REQUIRED TASK: Leave the pictures out, and retype all of the material exactly as written.

=======

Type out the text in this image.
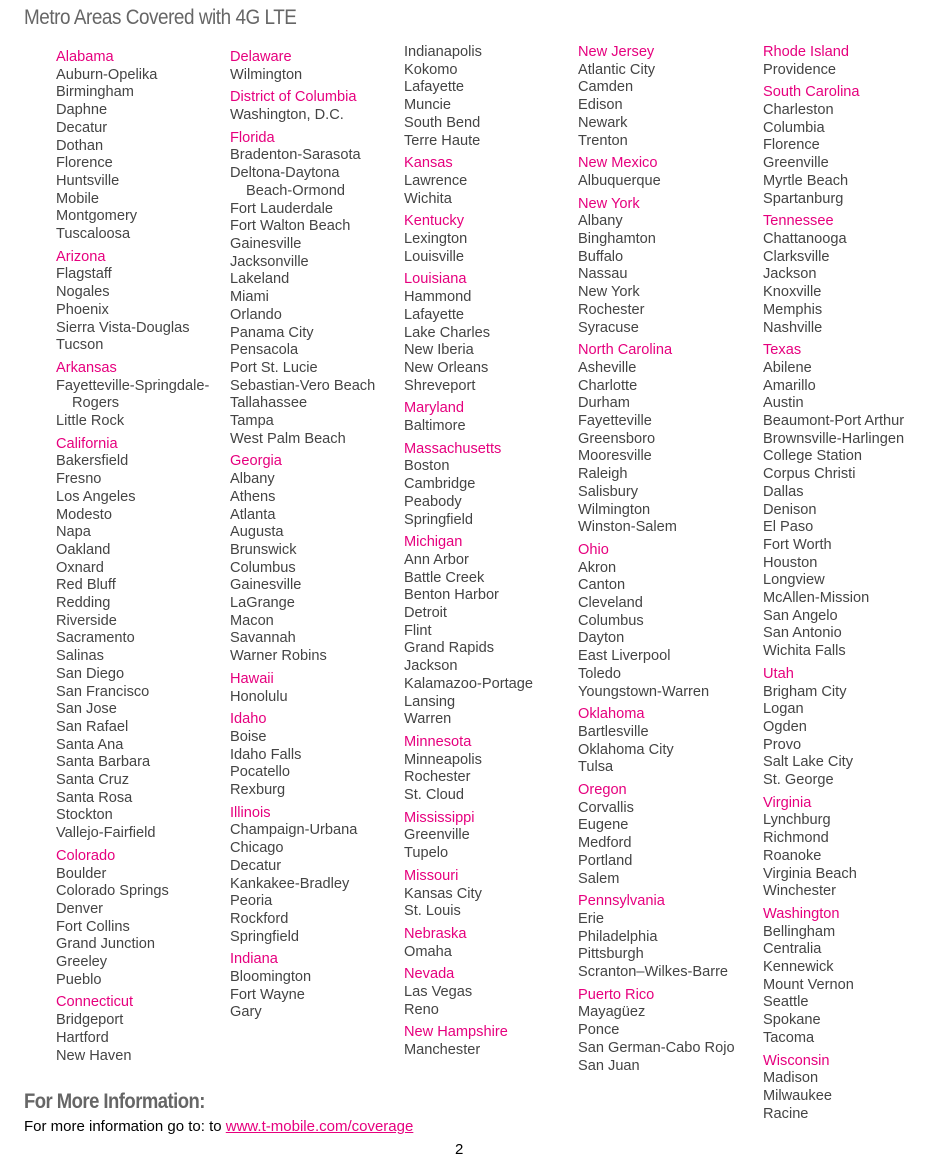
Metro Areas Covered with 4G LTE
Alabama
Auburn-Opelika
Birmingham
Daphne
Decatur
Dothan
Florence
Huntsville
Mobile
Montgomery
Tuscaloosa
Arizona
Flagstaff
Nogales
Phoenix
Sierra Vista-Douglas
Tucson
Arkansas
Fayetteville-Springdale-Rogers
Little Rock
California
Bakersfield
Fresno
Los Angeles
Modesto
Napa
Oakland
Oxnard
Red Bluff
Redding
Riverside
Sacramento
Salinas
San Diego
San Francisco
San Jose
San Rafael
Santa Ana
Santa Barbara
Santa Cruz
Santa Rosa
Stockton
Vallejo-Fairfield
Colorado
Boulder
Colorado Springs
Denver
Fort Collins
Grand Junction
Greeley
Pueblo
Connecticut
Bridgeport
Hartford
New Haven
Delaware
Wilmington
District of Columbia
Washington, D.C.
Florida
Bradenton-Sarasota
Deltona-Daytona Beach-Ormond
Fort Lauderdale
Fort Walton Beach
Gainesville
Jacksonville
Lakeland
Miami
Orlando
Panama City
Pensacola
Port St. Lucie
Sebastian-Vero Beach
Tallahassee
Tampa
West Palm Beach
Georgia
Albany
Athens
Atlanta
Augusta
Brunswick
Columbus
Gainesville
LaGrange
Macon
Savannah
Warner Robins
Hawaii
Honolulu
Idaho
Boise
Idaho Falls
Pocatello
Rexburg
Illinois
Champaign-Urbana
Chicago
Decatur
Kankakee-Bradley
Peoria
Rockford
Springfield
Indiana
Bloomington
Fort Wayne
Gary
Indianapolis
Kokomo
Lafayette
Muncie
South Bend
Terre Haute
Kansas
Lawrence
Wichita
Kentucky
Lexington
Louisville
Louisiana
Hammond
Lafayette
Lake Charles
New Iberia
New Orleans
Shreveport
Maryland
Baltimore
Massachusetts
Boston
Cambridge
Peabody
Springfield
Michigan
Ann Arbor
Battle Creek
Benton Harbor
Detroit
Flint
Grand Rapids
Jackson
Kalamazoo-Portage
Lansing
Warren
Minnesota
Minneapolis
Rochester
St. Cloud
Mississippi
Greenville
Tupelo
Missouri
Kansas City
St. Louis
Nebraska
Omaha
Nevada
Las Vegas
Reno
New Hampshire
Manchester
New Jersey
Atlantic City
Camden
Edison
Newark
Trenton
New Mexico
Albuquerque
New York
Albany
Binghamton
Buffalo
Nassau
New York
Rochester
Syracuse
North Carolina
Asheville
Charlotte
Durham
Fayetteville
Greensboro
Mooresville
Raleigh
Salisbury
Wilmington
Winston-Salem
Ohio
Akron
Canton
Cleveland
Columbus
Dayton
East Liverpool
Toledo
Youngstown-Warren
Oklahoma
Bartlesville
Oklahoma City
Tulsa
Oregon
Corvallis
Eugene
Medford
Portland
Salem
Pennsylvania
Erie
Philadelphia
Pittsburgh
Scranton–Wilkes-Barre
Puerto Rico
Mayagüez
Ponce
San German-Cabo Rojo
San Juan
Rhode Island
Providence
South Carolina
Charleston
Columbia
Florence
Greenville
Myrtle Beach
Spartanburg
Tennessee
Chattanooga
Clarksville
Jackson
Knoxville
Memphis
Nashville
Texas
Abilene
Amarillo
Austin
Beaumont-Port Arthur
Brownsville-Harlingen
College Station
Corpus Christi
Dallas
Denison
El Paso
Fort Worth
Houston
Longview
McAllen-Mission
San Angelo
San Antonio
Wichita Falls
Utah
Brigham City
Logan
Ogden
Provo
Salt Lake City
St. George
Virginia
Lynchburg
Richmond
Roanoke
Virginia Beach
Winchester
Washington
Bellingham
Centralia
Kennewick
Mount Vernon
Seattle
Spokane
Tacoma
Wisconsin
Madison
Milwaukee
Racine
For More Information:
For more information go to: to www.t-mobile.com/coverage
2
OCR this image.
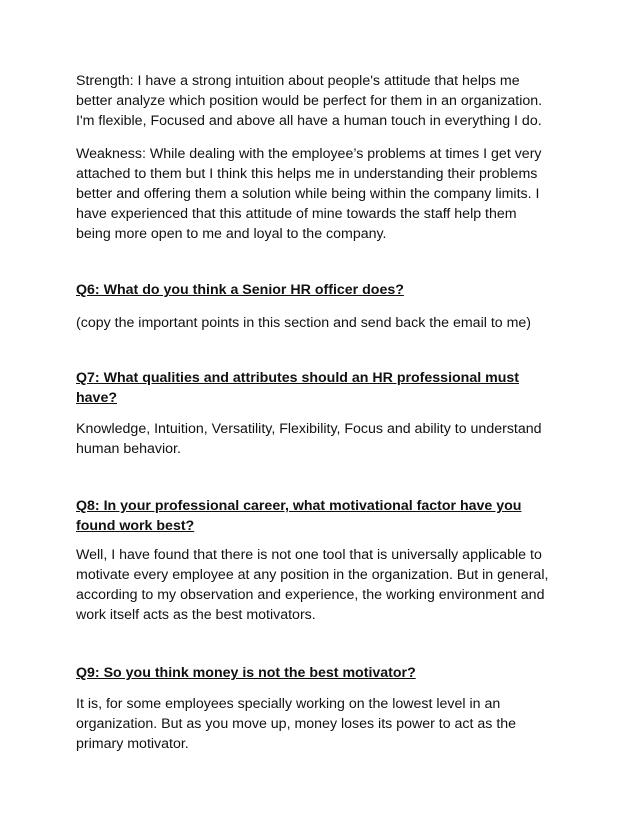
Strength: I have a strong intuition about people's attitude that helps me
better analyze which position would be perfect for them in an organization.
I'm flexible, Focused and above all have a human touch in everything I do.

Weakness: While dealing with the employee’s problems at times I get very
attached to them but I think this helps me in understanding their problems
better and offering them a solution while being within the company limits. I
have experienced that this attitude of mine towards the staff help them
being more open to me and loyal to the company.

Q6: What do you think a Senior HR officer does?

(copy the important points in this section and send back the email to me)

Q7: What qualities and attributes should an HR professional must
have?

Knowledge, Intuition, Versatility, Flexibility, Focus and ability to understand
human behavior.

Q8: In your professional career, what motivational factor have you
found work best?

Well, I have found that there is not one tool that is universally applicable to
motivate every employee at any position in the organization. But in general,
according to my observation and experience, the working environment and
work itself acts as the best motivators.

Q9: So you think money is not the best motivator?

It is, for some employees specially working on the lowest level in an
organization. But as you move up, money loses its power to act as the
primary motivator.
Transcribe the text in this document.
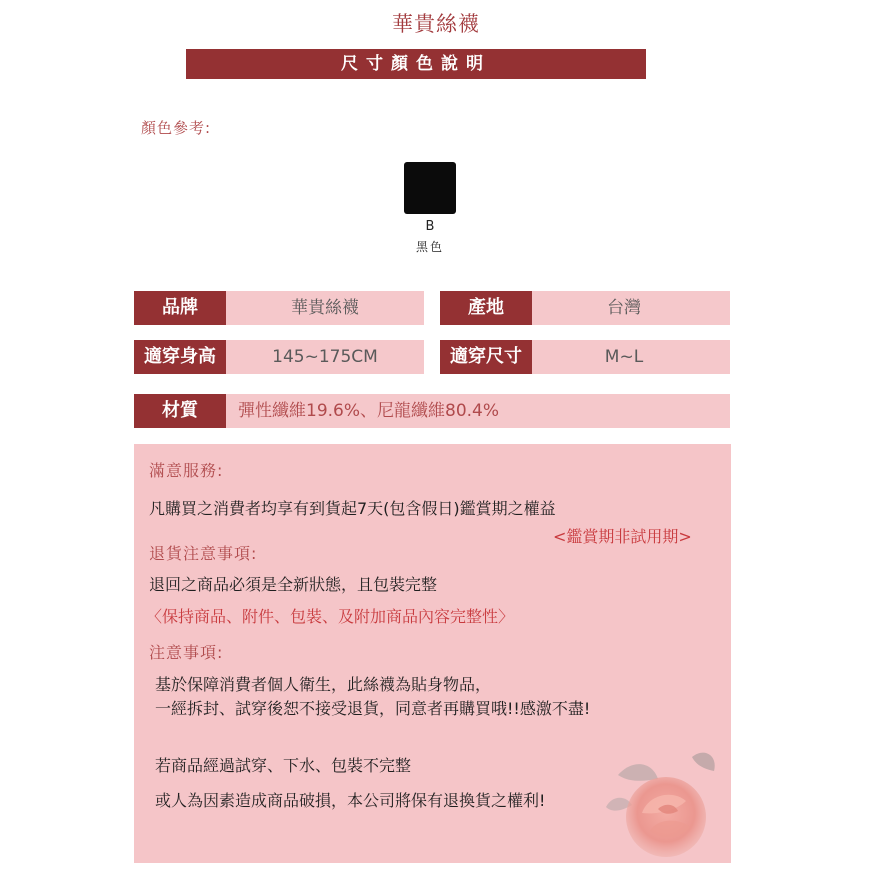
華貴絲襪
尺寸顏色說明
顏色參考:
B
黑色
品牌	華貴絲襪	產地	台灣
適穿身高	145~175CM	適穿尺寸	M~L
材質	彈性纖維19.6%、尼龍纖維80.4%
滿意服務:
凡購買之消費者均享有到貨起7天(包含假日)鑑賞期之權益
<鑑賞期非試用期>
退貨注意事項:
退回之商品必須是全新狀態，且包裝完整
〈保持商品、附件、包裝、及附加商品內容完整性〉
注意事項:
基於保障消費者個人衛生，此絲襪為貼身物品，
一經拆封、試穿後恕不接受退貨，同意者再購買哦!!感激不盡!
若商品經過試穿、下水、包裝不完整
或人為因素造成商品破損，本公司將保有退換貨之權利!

=======

EXERCISE OUTPUT:
Type out the text in this image.
Metro Areas Covered with 4G LTE
Alabama
Auburn-Opelika
Birmingham
Daphne
Decatur
Dothan
Florence
Huntsville
Mobile
Montgomery
Tuscaloosa
Arizona
Flagstaff
Nogales
Phoenix
Sierra Vista-Douglas
Tucson
Arkansas
Fayetteville-Springdale-Rogers
Little Rock
California
Bakersfield
Fresno
Los Angeles
Modesto
Napa
Oakland
Oxnard
Red Bluff
Redding
Riverside
Sacramento
Salinas
San Diego
San Francisco
San Jose
San Rafael
Santa Ana
Santa Barbara
Santa Cruz
Santa Rosa
Stockton
Vallejo-Fairfield
Colorado
Boulder
Colorado Springs
Denver
Fort Collins
Grand Junction
Greeley
Pueblo
Connecticut
Bridgeport
Hartford
New Haven
Delaware
Wilmington
District of Columbia
Washington, D.C.
Florida
Bradenton-Sarasota
Deltona-Daytona Beach-Ormond
Fort Lauderdale
Fort Walton Beach
Gainesville
Jacksonville
Lakeland
Miami
Orlando
Panama City
Pensacola
Port St. Lucie
Sebastian-Vero Beach
Tallahassee
Tampa
West Palm Beach
Georgia
Albany
Athens
Atlanta
Augusta
Brunswick
Columbus
Gainesville
LaGrange
Macon
Savannah
Warner Robins
Hawaii
Honolulu
Idaho
Boise
Idaho Falls
Pocatello
Rexburg
Illinois
Champaign-Urbana
Chicago
Decatur
Kankakee-Bradley
Peoria
Rockford
Springfield
Indiana
Bloomington
Fort Wayne
Gary
Indianapolis
Kokomo
Lafayette
Muncie
South Bend
Terre Haute
Kansas
Lawrence
Wichita
Kentucky
Lexington
Louisville
Louisiana
Hammond
Lafayette
Lake Charles
New Iberia
New Orleans
Shreveport
Maryland
Baltimore
Massachusetts
Boston
Cambridge
Peabody
Springfield
Michigan
Ann Arbor
Battle Creek
Benton Harbor
Detroit
Flint
Grand Rapids
Jackson
Kalamazoo-Portage
Lansing
Warren
Minnesota
Minneapolis
Rochester
St. Cloud
Mississippi
Greenville
Tupelo
Missouri
Kansas City
St. Louis
Nebraska
Omaha
Nevada
Las Vegas
Reno
New Hampshire
Manchester
New Jersey
Atlantic City
Camden
Edison
Newark
Trenton
New Mexico
Albuquerque
New York
Albany
Binghamton
Buffalo
Nassau
New York
Rochester
Syracuse
North Carolina
Asheville
Charlotte
Durham
Fayetteville
Greensboro
Mooresville
Raleigh
Salisbury
Wilmington
Winston-Salem
Ohio
Akron
Canton
Cleveland
Columbus
Dayton
East Liverpool
Toledo
Youngstown-Warren
Oklahoma
Bartlesville
Oklahoma City
Tulsa
Oregon
Corvallis
Eugene
Medford
Portland
Salem
Pennsylvania
Erie
Philadelphia
Pittsburgh
Scranton–Wilkes-Barre
Puerto Rico
Mayagüez
Ponce
San German-Cabo Rojo
San Juan
Rhode Island
Providence
South Carolina
Charleston
Columbia
Florence
Greenville
Myrtle Beach
Spartanburg
Tennessee
Chattanooga
Clarksville
Jackson
Knoxville
Memphis
Nashville
Texas
Abilene
Amarillo
Austin
Beaumont-Port Arthur
Brownsville-Harlingen
College Station
Corpus Christi
Dallas
Denison
El Paso
Fort Worth
Houston
Longview
McAllen-Mission
San Angelo
San Antonio
Wichita Falls
Utah
Brigham City
Logan
Ogden
Provo
Salt Lake City
St. George
Virginia
Lynchburg
Richmond
Roanoke
Virginia Beach
Winchester
Washington
Bellingham
Centralia
Kennewick
Mount Vernon
Seattle
Spokane
Tacoma
Wisconsin
Madison
Milwaukee
Racine
For More Information:
For more information go to: to www.t-mobile.com/coverage
2
OCR this image.
Strength: I have a strong intuition about people's attitude that helps me
better analyze which position would be perfect for them in an organization.
I'm flexible, Focused and above all have a human touch in everything I do.

Weakness: While dealing with the employee’s problems at times I get very
attached to them but I think this helps me in understanding their problems
better and offering them a solution while being within the company limits. I
have experienced that this attitude of mine towards the staff help them
being more open to me and loyal to the company.

Q6: What do you think a Senior HR officer does?

(copy the important points in this section and send back the email to me)

Q7: What qualities and attributes should an HR professional must
have?

Knowledge, Intuition, Versatility, Flexibility, Focus and ability to understand
human behavior.

Q8: In your professional career, what motivational factor have you
found work best?

Well, I have found that there is not one tool that is universally applicable to
motivate every employee at any position in the organization. But in general,
according to my observation and experience, the working environment and
work itself acts as the best motivators.

Q9: So you think money is not the best motivator?

It is, for some employees specially working on the lowest level in an
organization. But as you move up, money loses its power to act as the
primary motivator.
Transcribe the text in this document.
華貴絲襪
尺寸顏色說明
顏色參考:
B
黑色
品牌	華貴絲襪	產地	台灣
適穿身高	145~175CM	適穿尺寸	M~L
材質	彈性纖維19.6%、尼龍纖維80.4%
滿意服務:
凡購買之消費者均享有到貨起7天(包含假日)鑑賞期之權益
<鑑賞期非試用期>
退貨注意事項:
退回之商品必須是全新狀態，且包裝完整
〈保持商品、附件、包裝、及附加商品內容完整性〉
注意事項:
基於保障消費者個人衛生，此絲襪為貼身物品，
一經拆封、試穿後恕不接受退貨，同意者再購買哦!!感激不盡!
若商品經過試穿、下水、包裝不完整
或人為因素造成商品破損，本公司將保有退換貨之權利!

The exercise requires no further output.